### AIM
Skip any picture you find and retype all the remaining lines exactly.

Collected data entries:
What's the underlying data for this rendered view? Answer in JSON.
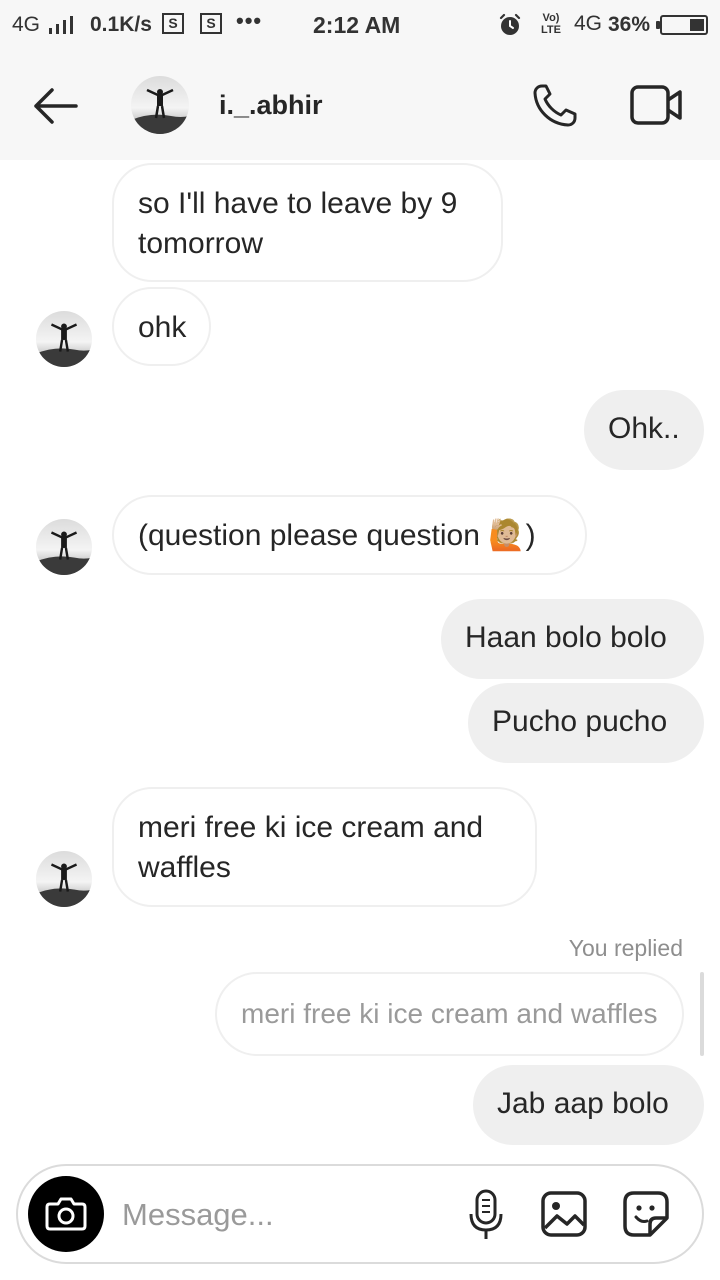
{
  "status_bar": {
    "network_left": "4G",
    "speed": "0.1K/s",
    "screenshot_icon_label": "S",
    "overflow": "•••",
    "time": "2:12 AM",
    "volte": "Vo) LTE",
    "network_right": "4G",
    "battery_percent": "36%",
    "battery_level": 0.36
  },
  "header": {
    "username": "i._.abhir",
    "icons": [
      "back-arrow-icon",
      "phone-icon",
      "video-camera-icon"
    ]
  },
  "messages": [
    {
      "sender": "them",
      "text": "so I'll have to leave by 9 tomorrow"
    },
    {
      "sender": "them",
      "text": "ohk"
    },
    {
      "sender": "me",
      "text": "Ohk.."
    },
    {
      "sender": "them",
      "text": "(question please question 🙋🏼)"
    },
    {
      "sender": "me",
      "text": "Haan bolo bolo"
    },
    {
      "sender": "me",
      "text": "Pucho pucho"
    },
    {
      "sender": "them",
      "text": "meri free ki ice cream and waffles"
    },
    {
      "sender": "me",
      "text": "Jab aap bolo",
      "replied_label": "You replied",
      "quoted_text": "meri free ki ice cream and waffles"
    }
  ],
  "composer": {
    "placeholder": "Message...",
    "icons": [
      "camera-icon",
      "microphone-icon",
      "gallery-icon",
      "sticker-icon"
    ]
  },
  "colors": {
    "outgoing_bubble": "#efefef",
    "incoming_border": "#efefef",
    "header_bg": "#f7f7f7",
    "muted_text": "#8e8e8e"
  }
}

### OUTPUT BELOW
What's the underlying data for this rendered view? Answer in JSON.
{
  "status_bar": {
    "network_left": "4G",
    "speed": "0.1K/s",
    "screenshot_icon_label": "S",
    "overflow": "•••",
    "time": "2:12 AM",
    "volte": "Vo) LTE",
    "network_right": "4G",
    "battery_percent": "36%",
    "battery_level": 0.36
  },
  "header": {
    "username": "i._.abhir",
    "icons": [
      "back-arrow-icon",
      "phone-icon",
      "video-camera-icon"
    ]
  },
  "messages": [
    {
      "sender": "them",
      "text": "so I'll have to leave by 9 tomorrow"
    },
    {
      "sender": "them",
      "text": "ohk"
    },
    {
      "sender": "me",
      "text": "Ohk.."
    },
    {
      "sender": "them",
      "text": "(question please question 🙋🏼)"
    },
    {
      "sender": "me",
      "text": "Haan bolo bolo"
    },
    {
      "sender": "me",
      "text": "Pucho pucho"
    },
    {
      "sender": "them",
      "text": "meri free ki ice cream and waffles"
    },
    {
      "sender": "me",
      "text": "Jab aap bolo",
      "replied_label": "You replied",
      "quoted_text": "meri free ki ice cream and waffles"
    }
  ],
  "composer": {
    "placeholder": "Message...",
    "icons": [
      "camera-icon",
      "microphone-icon",
      "gallery-icon",
      "sticker-icon"
    ]
  },
  "colors": {
    "outgoing_bubble": "#efefef",
    "incoming_border": "#efefef",
    "header_bg": "#f7f7f7",
    "muted_text": "#8e8e8e"
  }
}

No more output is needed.